§ WHAT TO DO
Repeat every entry in the listing below, exactly.

§ ENTRIES SUPPLIED
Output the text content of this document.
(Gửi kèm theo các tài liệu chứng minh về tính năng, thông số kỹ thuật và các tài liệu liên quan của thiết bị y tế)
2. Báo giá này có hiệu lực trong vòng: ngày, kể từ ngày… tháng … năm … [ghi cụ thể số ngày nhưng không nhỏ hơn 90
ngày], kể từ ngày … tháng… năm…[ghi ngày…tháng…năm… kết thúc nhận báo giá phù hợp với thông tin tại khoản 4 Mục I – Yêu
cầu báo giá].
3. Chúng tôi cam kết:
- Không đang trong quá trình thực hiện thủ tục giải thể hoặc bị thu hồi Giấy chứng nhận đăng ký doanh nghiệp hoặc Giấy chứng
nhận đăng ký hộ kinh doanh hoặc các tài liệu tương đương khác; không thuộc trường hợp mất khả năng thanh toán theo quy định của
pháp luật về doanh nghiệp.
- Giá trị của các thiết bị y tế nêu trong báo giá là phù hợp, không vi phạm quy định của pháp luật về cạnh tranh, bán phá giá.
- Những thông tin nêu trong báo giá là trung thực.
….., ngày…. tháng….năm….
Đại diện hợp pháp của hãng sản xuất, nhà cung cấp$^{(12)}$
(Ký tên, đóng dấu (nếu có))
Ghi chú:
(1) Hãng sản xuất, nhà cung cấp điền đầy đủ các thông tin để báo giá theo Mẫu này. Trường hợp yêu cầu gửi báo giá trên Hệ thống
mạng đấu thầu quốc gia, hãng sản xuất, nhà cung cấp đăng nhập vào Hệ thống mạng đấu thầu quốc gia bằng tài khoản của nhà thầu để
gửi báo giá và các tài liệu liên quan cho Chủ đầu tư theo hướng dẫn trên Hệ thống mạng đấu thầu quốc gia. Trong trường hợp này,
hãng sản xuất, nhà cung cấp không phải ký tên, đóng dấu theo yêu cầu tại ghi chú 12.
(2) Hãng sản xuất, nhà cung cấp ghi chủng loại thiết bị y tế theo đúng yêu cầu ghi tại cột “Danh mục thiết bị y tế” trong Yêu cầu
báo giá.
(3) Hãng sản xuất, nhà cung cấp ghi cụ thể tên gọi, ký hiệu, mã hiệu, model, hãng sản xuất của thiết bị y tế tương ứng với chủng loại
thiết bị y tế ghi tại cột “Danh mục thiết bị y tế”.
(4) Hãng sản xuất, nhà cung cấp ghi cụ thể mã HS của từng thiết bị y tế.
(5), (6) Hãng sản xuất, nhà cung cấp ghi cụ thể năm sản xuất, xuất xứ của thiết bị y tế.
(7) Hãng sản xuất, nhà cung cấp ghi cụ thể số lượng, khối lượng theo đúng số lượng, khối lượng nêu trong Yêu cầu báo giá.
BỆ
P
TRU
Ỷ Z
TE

§ EXERCISE OUTPUT
Output the text content of this document.
(Gửi kèm theo các tài liệu chứng minh về tính năng, thông số kỹ thuật và các tài liệu liên quan của thiết bị y tế)
2. Báo giá này có hiệu lực trong vòng: ngày, kể từ ngày… tháng … năm … [ghi cụ thể số ngày nhưng không nhỏ hơn 90
ngày], kể từ ngày … tháng… năm…[ghi ngày…tháng…năm… kết thúc nhận báo giá phù hợp với thông tin tại khoản 4 Mục I – Yêu
cầu báo giá].
3. Chúng tôi cam kết:
- Không đang trong quá trình thực hiện thủ tục giải thể hoặc bị thu hồi Giấy chứng nhận đăng ký doanh nghiệp hoặc Giấy chứng
nhận đăng ký hộ kinh doanh hoặc các tài liệu tương đương khác; không thuộc trường hợp mất khả năng thanh toán theo quy định của
pháp luật về doanh nghiệp.
- Giá trị của các thiết bị y tế nêu trong báo giá là phù hợp, không vi phạm quy định của pháp luật về cạnh tranh, bán phá giá.
- Những thông tin nêu trong báo giá là trung thực.
….., ngày…. tháng….năm….
Đại diện hợp pháp của hãng sản xuất, nhà cung cấp$^{(12)}$
(Ký tên, đóng dấu (nếu có))
Ghi chú:
(1) Hãng sản xuất, nhà cung cấp điền đầy đủ các thông tin để báo giá theo Mẫu này. Trường hợp yêu cầu gửi báo giá trên Hệ thống
mạng đấu thầu quốc gia, hãng sản xuất, nhà cung cấp đăng nhập vào Hệ thống mạng đấu thầu quốc gia bằng tài khoản của nhà thầu để
gửi báo giá và các tài liệu liên quan cho Chủ đầu tư theo hướng dẫn trên Hệ thống mạng đấu thầu quốc gia. Trong trường hợp này,
hãng sản xuất, nhà cung cấp không phải ký tên, đóng dấu theo yêu cầu tại ghi chú 12.
(2) Hãng sản xuất, nhà cung cấp ghi chủng loại thiết bị y tế theo đúng yêu cầu ghi tại cột “Danh mục thiết bị y tế” trong Yêu cầu
báo giá.
(3) Hãng sản xuất, nhà cung cấp ghi cụ thể tên gọi, ký hiệu, mã hiệu, model, hãng sản xuất của thiết bị y tế tương ứng với chủng loại
thiết bị y tế ghi tại cột “Danh mục thiết bị y tế”.
(4) Hãng sản xuất, nhà cung cấp ghi cụ thể mã HS của từng thiết bị y tế.
(5), (6) Hãng sản xuất, nhà cung cấp ghi cụ thể năm sản xuất, xuất xứ của thiết bị y tế.
(7) Hãng sản xuất, nhà cung cấp ghi cụ thể số lượng, khối lượng theo đúng số lượng, khối lượng nêu trong Yêu cầu báo giá.
BỆ
P
TRU
Ỷ Z
TE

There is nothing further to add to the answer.